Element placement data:
:::

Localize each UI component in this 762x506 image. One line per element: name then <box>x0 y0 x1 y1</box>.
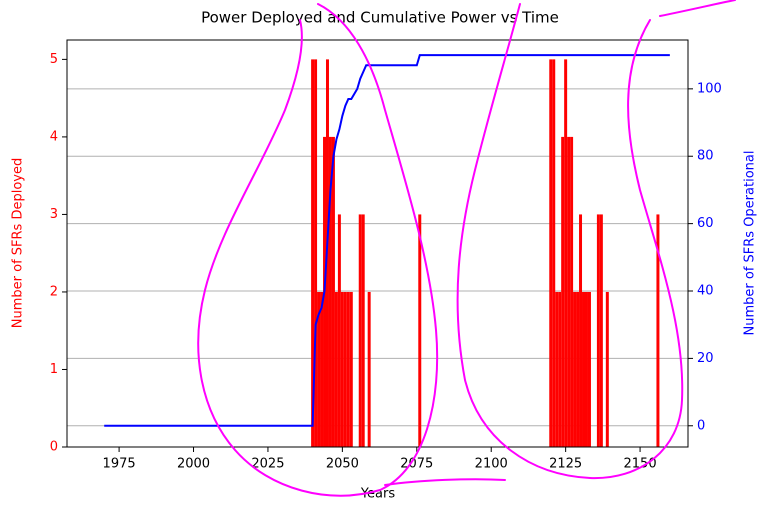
x-tick-label: 2000 <box>177 457 210 472</box>
annotation-scribble <box>197 3 439 497</box>
bar <box>337 214 341 447</box>
bar <box>343 291 347 447</box>
y-tick-label: 1 <box>50 362 58 377</box>
bar <box>361 214 365 447</box>
bar <box>599 214 603 447</box>
bar <box>334 291 338 447</box>
bar <box>576 291 580 447</box>
bar <box>579 214 583 447</box>
x-tick-label: 1975 <box>103 457 136 472</box>
bar <box>567 136 571 447</box>
y-axis-label: Number of SFRs Deployed <box>11 158 26 328</box>
x-axis-label: Years <box>360 487 396 502</box>
y2-tick-label: 20 <box>697 351 714 366</box>
chart-title: Power Deployed and Cumulative Power vs T… <box>201 9 559 27</box>
bar <box>596 214 600 447</box>
y2-tick-label: 100 <box>697 81 722 96</box>
annotation-scribble <box>659 0 736 17</box>
bar <box>564 59 568 447</box>
line <box>104 54 670 427</box>
bar <box>358 214 362 447</box>
bar <box>584 291 588 447</box>
y-tick-label: 3 <box>50 207 58 222</box>
bar <box>570 136 574 447</box>
bar <box>549 59 553 447</box>
annotation-scribble <box>456 3 684 480</box>
y-tick-label: 2 <box>50 284 58 299</box>
bar <box>317 291 321 447</box>
y-tick-label: 4 <box>50 129 58 144</box>
bar <box>346 291 350 447</box>
annotation-scribble <box>384 478 506 486</box>
annotations <box>197 0 736 497</box>
x-tick-label: 2125 <box>549 457 582 472</box>
bar <box>340 291 344 447</box>
bar <box>328 136 332 447</box>
bar <box>561 136 565 447</box>
y-tick-label: 0 <box>50 440 58 455</box>
y-tick-label: 5 <box>50 52 58 67</box>
bar <box>418 214 422 447</box>
bar <box>320 291 324 447</box>
plot-area: 1975 2000 2025 2050 2075 2100 2125 2150 0 1 2 3 4 5 0 2… <box>50 39 722 472</box>
y2-tick-label: 0 <box>697 418 705 433</box>
axes-frame <box>66 39 689 448</box>
bar <box>314 59 318 447</box>
bar <box>656 214 660 447</box>
bar <box>605 291 609 447</box>
x-tick-label: 2075 <box>400 457 433 472</box>
y2-tick-label: 80 <box>697 149 714 164</box>
bar <box>331 136 335 447</box>
bar <box>558 291 562 447</box>
x-tick-label: 2150 <box>624 457 657 472</box>
y2-axis-label: Number of SFRs Operational <box>743 151 758 336</box>
bar <box>311 59 315 447</box>
y2-tick-label: 60 <box>697 216 714 231</box>
y2-tick-label: 40 <box>697 284 714 299</box>
bar <box>587 291 591 447</box>
x-tick-label: 2025 <box>251 457 284 472</box>
bar <box>367 291 371 447</box>
x-tick-label: 2100 <box>475 457 508 472</box>
bar <box>573 291 577 447</box>
bar <box>552 59 556 447</box>
bar <box>555 291 559 447</box>
bar <box>582 291 585 447</box>
x-tick-label: 2050 <box>326 457 359 472</box>
bar <box>349 291 353 447</box>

:::

**Task instructions:** Replace every "annotation-scribble" in the rows with "handwritten-mark", keeping everything else unchanged. Leave the pictures out of your answer.

**Solution to this task:**
Localize each UI component in this 762x506 image. One line per element: name then <box>x0 y0 x1 y1</box>.
x-tick-label: 2000 <box>177 457 210 472</box>
handwritten-mark <box>197 3 439 497</box>
bar <box>337 214 341 447</box>
bar <box>343 291 347 447</box>
y-tick-label: 1 <box>50 362 58 377</box>
bar <box>361 214 365 447</box>
bar <box>599 214 603 447</box>
bar <box>334 291 338 447</box>
bar <box>576 291 580 447</box>
bar <box>579 214 583 447</box>
x-tick-label: 1975 <box>103 457 136 472</box>
bar <box>567 136 571 447</box>
y-axis-label: Number of SFRs Deployed <box>11 158 26 328</box>
x-axis-label: Years <box>360 487 396 502</box>
y2-tick-label: 20 <box>697 351 714 366</box>
chart-title: Power Deployed and Cumulative Power vs T… <box>201 9 559 27</box>
bar <box>596 214 600 447</box>
y2-tick-label: 100 <box>697 81 722 96</box>
handwritten-mark <box>659 0 736 17</box>
bar <box>564 59 568 447</box>
line <box>104 54 670 427</box>
bar <box>358 214 362 447</box>
bar <box>584 291 588 447</box>
y-tick-label: 3 <box>50 207 58 222</box>
bar <box>570 136 574 447</box>
bar <box>549 59 553 447</box>
handwritten-mark <box>456 3 684 480</box>
y-tick-label: 2 <box>50 284 58 299</box>
bar <box>317 291 321 447</box>
y-tick-label: 4 <box>50 129 58 144</box>
bar <box>346 291 350 447</box>
handwritten-mark <box>384 478 506 486</box>
annotations <box>197 0 736 497</box>
x-tick-label: 2125 <box>549 457 582 472</box>
bar <box>340 291 344 447</box>
bar <box>328 136 332 447</box>
bar <box>561 136 565 447</box>
y-tick-label: 0 <box>50 440 58 455</box>
y-tick-label: 5 <box>50 52 58 67</box>
bar <box>418 214 422 447</box>
bar <box>320 291 324 447</box>
plot-area: 1975 2000 2025 2050 2075 2100 2125 2150 0 1 2 3 4 5 0 2… <box>50 39 722 472</box>
y2-tick-label: 0 <box>697 418 705 433</box>
axes-frame <box>66 39 689 448</box>
bar <box>314 59 318 447</box>
bar <box>656 214 660 447</box>
bar <box>605 291 609 447</box>
x-tick-label: 2075 <box>400 457 433 472</box>
y2-tick-label: 80 <box>697 149 714 164</box>
bar <box>331 136 335 447</box>
bar <box>558 291 562 447</box>
x-tick-label: 2150 <box>624 457 657 472</box>
y2-axis-label: Number of SFRs Operational <box>743 151 758 336</box>
bar <box>311 59 315 447</box>
y2-tick-label: 60 <box>697 216 714 231</box>
y2-tick-label: 40 <box>697 284 714 299</box>
bar <box>587 291 591 447</box>
x-tick-label: 2025 <box>251 457 284 472</box>
bar <box>367 291 371 447</box>
x-tick-label: 2100 <box>475 457 508 472</box>
bar <box>573 291 577 447</box>
bar <box>552 59 556 447</box>
bar <box>555 291 559 447</box>
bar <box>582 291 585 447</box>
x-tick-label: 2050 <box>326 457 359 472</box>
bar <box>349 291 353 447</box>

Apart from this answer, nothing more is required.